Data extracted from a collection
- - -
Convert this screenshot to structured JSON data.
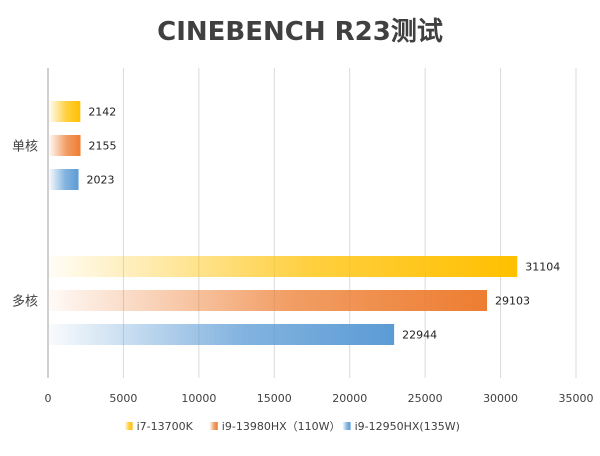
{
  "colors": {
    "i7": "#ffc000",
    "i9_13980hx": "#ed7d31",
    "i9_12950hx": "#5b9bd5",
    "grid": "#d9d9d9",
    "text": "#404040"
  },
  "chart_data": {
    "type": "bar",
    "orientation": "horizontal",
    "title": "CINEBENCH R23测试",
    "categories": [
      "单核",
      "多核"
    ],
    "series": [
      {
        "name": "i7-13700K",
        "values": [
          2142,
          31104
        ],
        "color": "#ffc000"
      },
      {
        "name": "i9-13980HX（110W）",
        "values": [
          2155,
          29103
        ],
        "color": "#ed7d31"
      },
      {
        "name": "i9-12950HX(135W)",
        "values": [
          2023,
          22944
        ],
        "color": "#5b9bd5"
      }
    ],
    "xlim": [
      0,
      35000
    ],
    "xticks": [
      "0",
      "5000",
      "10000",
      "15000",
      "20000",
      "25000",
      "30000",
      "35000"
    ],
    "data_labels": [
      [
        "2142",
        "2155",
        "2023"
      ],
      [
        "31104",
        "29103",
        "22944"
      ]
    ],
    "grid": true,
    "legend_position": "bottom"
  }
}
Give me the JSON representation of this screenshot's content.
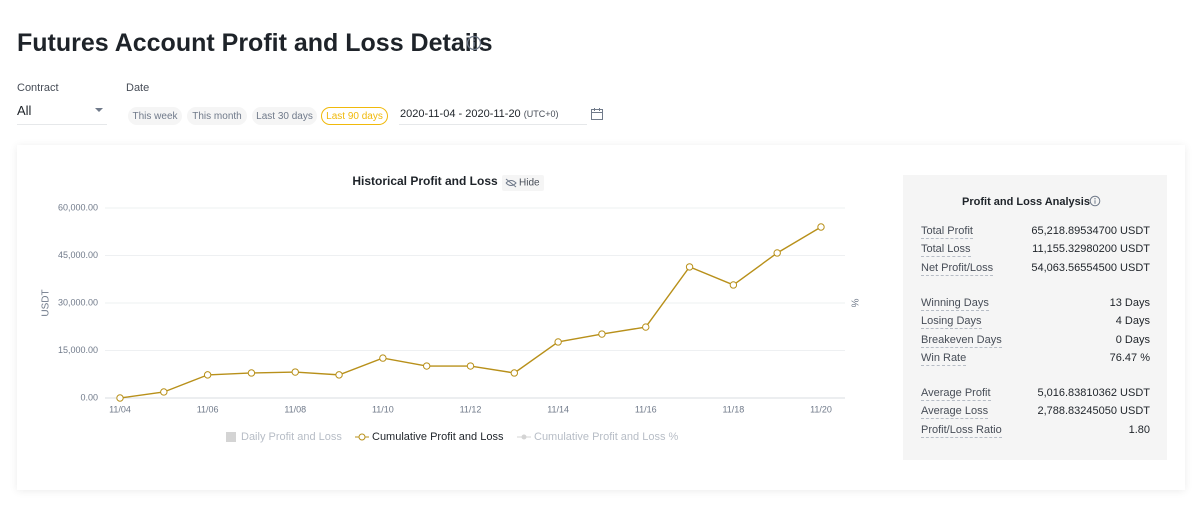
{
  "header": {
    "title": "Futures Account Profit and Loss Details"
  },
  "filters": {
    "contract_label": "Contract",
    "contract_value": "All",
    "date_label": "Date",
    "date_buttons": [
      "This week",
      "This month",
      "Last 30 days",
      "Last 90 days"
    ],
    "active_button": 3,
    "date_range": "2020-11-04 - 2020-11-20",
    "timezone": "(UTC+0)"
  },
  "chart_data": {
    "type": "line",
    "title": "Historical Profit and Loss",
    "hide_label": "Hide",
    "y_label": "USDT",
    "y2_label": "%",
    "categories": [
      "11/04",
      null,
      "11/06",
      null,
      "11/08",
      null,
      "11/10",
      null,
      "11/12",
      null,
      "11/14",
      null,
      "11/16",
      null,
      "11/18",
      null,
      "11/20"
    ],
    "series": [
      {
        "name": "Cumulative Profit and Loss",
        "color": "#b8901a",
        "values": [
          0,
          1900,
          7300,
          7900,
          8200,
          7300,
          12600,
          10100,
          10100,
          7900,
          17700,
          20200,
          22400,
          41400,
          35700,
          45800,
          54000
        ]
      }
    ],
    "inactive_legend": [
      {
        "name": "Daily Profit and Loss",
        "color": "#d4d4d4"
      },
      {
        "name": "Cumulative Profit and Loss %",
        "color": "#d4d4d4"
      }
    ],
    "ylim": [
      0,
      60000
    ],
    "yticks": [
      {
        "value": 0,
        "label": "0.00"
      },
      {
        "value": 15000,
        "label": "15,000.00"
      },
      {
        "value": 30000,
        "label": "30,000.00"
      },
      {
        "value": 45000,
        "label": "45,000.00"
      },
      {
        "value": 60000,
        "label": "60,000.00"
      }
    ],
    "grid": true
  },
  "analysis": {
    "title": "Profit and Loss Analysis",
    "groups": [
      [
        [
          "Total Profit",
          "65,218.89534700 USDT"
        ],
        [
          "Total Loss",
          "11,155.32980200 USDT"
        ],
        [
          "Net Profit/Loss",
          "54,063.56554500 USDT"
        ]
      ],
      [
        [
          "Winning Days",
          "13 Days"
        ],
        [
          "Losing Days",
          "4 Days"
        ],
        [
          "Breakeven Days",
          "0 Days"
        ],
        [
          "Win Rate",
          "76.47 %"
        ]
      ],
      [
        [
          "Average Profit",
          "5,016.83810362 USDT"
        ],
        [
          "Average Loss",
          "2,788.83245050 USDT"
        ],
        [
          "Profit/Loss Ratio",
          "1.80"
        ]
      ]
    ]
  }
}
- - -
**WHAT YOU SHOULD DO**
Scan the entries above for the word "USDT" and collect each line holding it.

**RIGHT ANSWER**
    "y_label": "USDT",
          "65,218.89534700 USDT"
          "11,155.32980200 USDT"
          "54,063.56554500 USDT"
          "5,016.83810362 USDT"
          "2,788.83245050 USDT"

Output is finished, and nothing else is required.